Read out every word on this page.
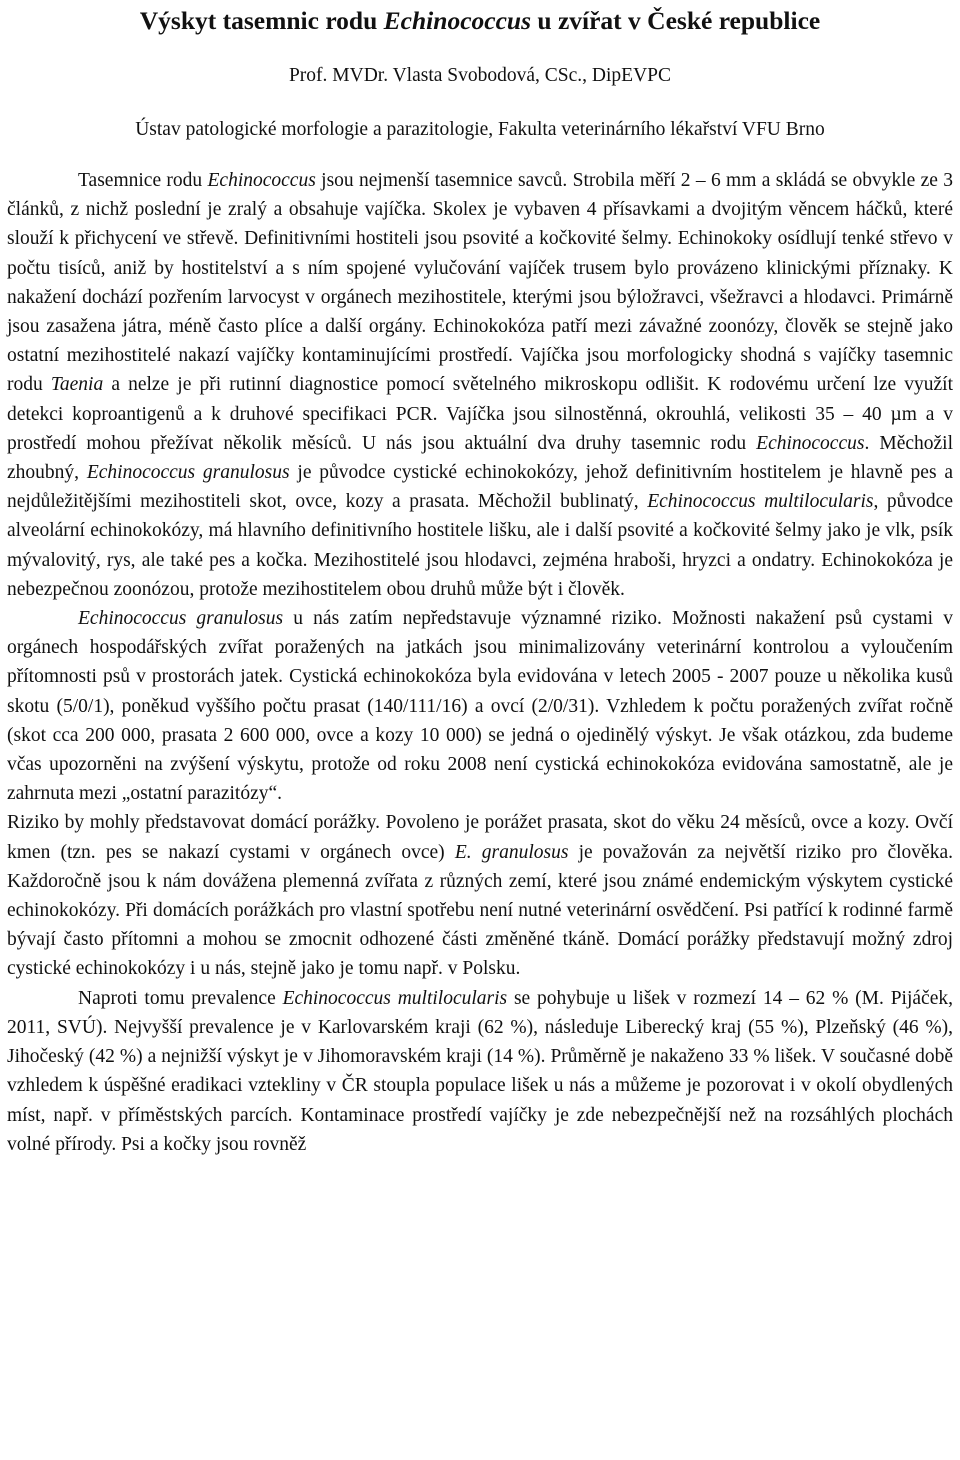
Výskyt tasemnic rodu Echinococcus u zvířat v České republice
Prof. MVDr. Vlasta Svobodová, CSc., DipEVPC
Ústav patologické morfologie a parazitologie, Fakulta veterinárního lékařství VFU Brno

Tasemnice rodu Echinococcus jsou nejmenší tasemnice savců. Strobila měří 2 – 6 mm a skládá se obvykle ze 3 článků, z nichž poslední je zralý a obsahuje vajíčka. Skolex je vybaven 4 přísavkami a dvojitým věncem háčků, které slouží k přichycení ve střevě. Definitivními hostiteli jsou psovité a kočkovité šelmy. Echinokoky osídlují tenké střevo v počtu tisíců, aniž by hostitelství a s ním spojené vylučování vajíček trusem bylo provázeno klinickými příznaky. K nakažení dochází pozřením larvocyst v orgánech mezihostitele, kterými jsou býložravci, všežravci a hlodavci. Primárně jsou zasažena játra, méně často plíce a další orgány. Echinokokóza patří mezi závažné zoonózy, člověk se stejně jako ostatní mezihostitelé nakazí vajíčky kontaminujícími prostředí. Vajíčka jsou morfologicky shodná s vajíčky tasemnic rodu Taenia a nelze je při rutinní diagnostice pomocí světelného mikroskopu odlišit. K rodovému určení lze využít detekci koproantigenů a k druhové specifikaci PCR. Vajíčka jsou silnostěnná, okrouhlá, velikosti 35 – 40 µm a v prostředí mohou přežívat několik měsíců. U nás jsou aktuální dva druhy tasemnic rodu Echinococcus. Měchožil zhoubný, Echinococcus granulosus je původce cystické echinokokózy, jehož definitivním hostitelem je hlavně pes a nejdůležitějšími mezihostiteli skot, ovce, kozy a prasata. Měchožil bublinatý, Echinococcus multilocularis, původce alveolární echinokokózy, má hlavního definitivního hostitele lišku, ale i další psovité a kočkovité šelmy jako je vlk, psík mývalovitý, rys, ale také pes a kočka. Mezihostitelé jsou hlodavci, zejména hraboši, hryzci a ondatry. Echinokokóza je nebezpečnou zoonózou, protože mezihostitelem obou druhů může být i člověk.

Echinococcus granulosus u nás zatím nepředstavuje významné riziko. Možnosti nakažení psů cystami v orgánech hospodářských zvířat poražených na jatkách jsou minimalizovány veterinární kontrolou a vyloučením přítomnosti psů v prostorách jatek. Cystická echinokokóza byla evidována v letech 2005 - 2007 pouze u několika kusů skotu (5/0/1), poněkud vyššího počtu prasat (140/111/16) a ovcí (2/0/31). Vzhledem k počtu poražených zvířat ročně (skot cca 200 000, prasata 2 600 000, ovce a kozy 10 000) se jedná o ojedinělý výskyt. Je však otázkou, zda budeme včas upozorněni na zvýšení výskytu, protože od roku 2008 není cystická echinokokóza evidována samostatně, ale je zahrnuta mezi „ostatní parazitózy“.

Riziko by mohly představovat domácí porážky. Povoleno je porážet prasata, skot do věku 24 měsíců, ovce a kozy. Ovčí kmen (tzn. pes se nakazí cystami v orgánech ovce) E. granulosus je považován za největší riziko pro člověka. Každoročně jsou k nám dovážena plemenná zvířata z různých zemí, které jsou známé endemickým výskytem cystické echinokokózy. Při domácích porážkách pro vlastní spotřebu není nutné veterinární osvědčení. Psi patřící k rodinné farmě bývají často přítomni a mohou se zmocnit odhozené části změněné tkáně. Domácí porážky představují možný zdroj cystické echinokokózy i u nás, stejně jako je tomu např. v Polsku.

Naproti tomu prevalence Echinococcus multilocularis se pohybuje u lišek v rozmezí 14 – 62 % (M. Pijáček, 2011, SVÚ). Nejvyšší prevalence je v Karlovarském kraji (62 %), následuje Liberecký kraj (55 %), Plzeňský (46 %), Jihočeský (42 %) a nejnižší výskyt je v Jihomoravském kraji (14 %). Průměrně je nakaženo 33 % lišek. V současné době vzhledem k úspěšné eradikaci vztekliny v ČR stoupla populace lišek u nás a můžeme je pozorovat i v okolí obydlených míst, např. v příměstských parcích. Kontaminace prostředí vajíčky je zde nebezpečnější než na rozsáhlých plochách volné přírody. Psi a kočky jsou rovněž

■ EXERCISE BRIEF: Collect each line of the entries that has the word "rodu", copying it in full.

■ RESPONSE:
Výskyt tasemnic rodu Echinococcus u zvířat v České republice
Tasemnice rodu Echinococcus jsou nejmenší tasemnice savců. Strobila měří 2 – 6 mm a skládá se obvykle ze 3 článků, z nichž poslední je zralý a obsahuje vajíčka. Skolex je vybaven 4 přísavkami a dvojitým věncem háčků, které slouží k přichycení ve střevě. Definitivními hostiteli jsou psovité a kočkovité šelmy. Echinokoky osídlují tenké střevo v počtu tisíců, aniž by hostitelství a s ním spojené vylučování vajíček trusem bylo provázeno klinickými příznaky. K nakažení dochází pozřením larvocyst v orgánech mezihostitele, kterými jsou býložravci, všežravci a hlodavci. Primárně jsou zasažena játra, méně často plíce a další orgány. Echinokokóza patří mezi závažné zoonózy, člověk se stejně jako ostatní mezihostitelé nakazí vajíčky kontaminujícími prostředí. Vajíčka jsou morfologicky shodná s vajíčky tasemnic rodu Taenia a nelze je při rutinní diagnostice pomocí světelného mikroskopu odlišit. K rodovému určení lze využít detekci koproantigenů a k druhové specifikaci PCR. Vajíčka jsou silnostěnná, okrouhlá, velikosti 35 – 40 µm a v prostředí mohou přežívat několik měsíců. U nás jsou aktuální dva druhy tasemnic rodu Echinococcus. Měchožil zhoubný, Echinococcus granulosus je původce cystické echinokokózy, jehož definitivním hostitelem je hlavně pes a nejdůležitějšími mezihostiteli skot, ovce, kozy a prasata. Měchožil bublinatý, Echinococcus multilocularis, původce alveolární echinokokózy, má hlavního definitivního hostitele lišku, ale i další psovité a kočkovité šelmy jako je vlk, psík mývalovitý, rys, ale také pes a kočka. Mezihostitelé jsou hlodavci, zejména hraboši, hryzci a ondatry. Echinokokóza je nebezpečnou zoonózou, protože mezihostitelem obou druhů může být i člověk.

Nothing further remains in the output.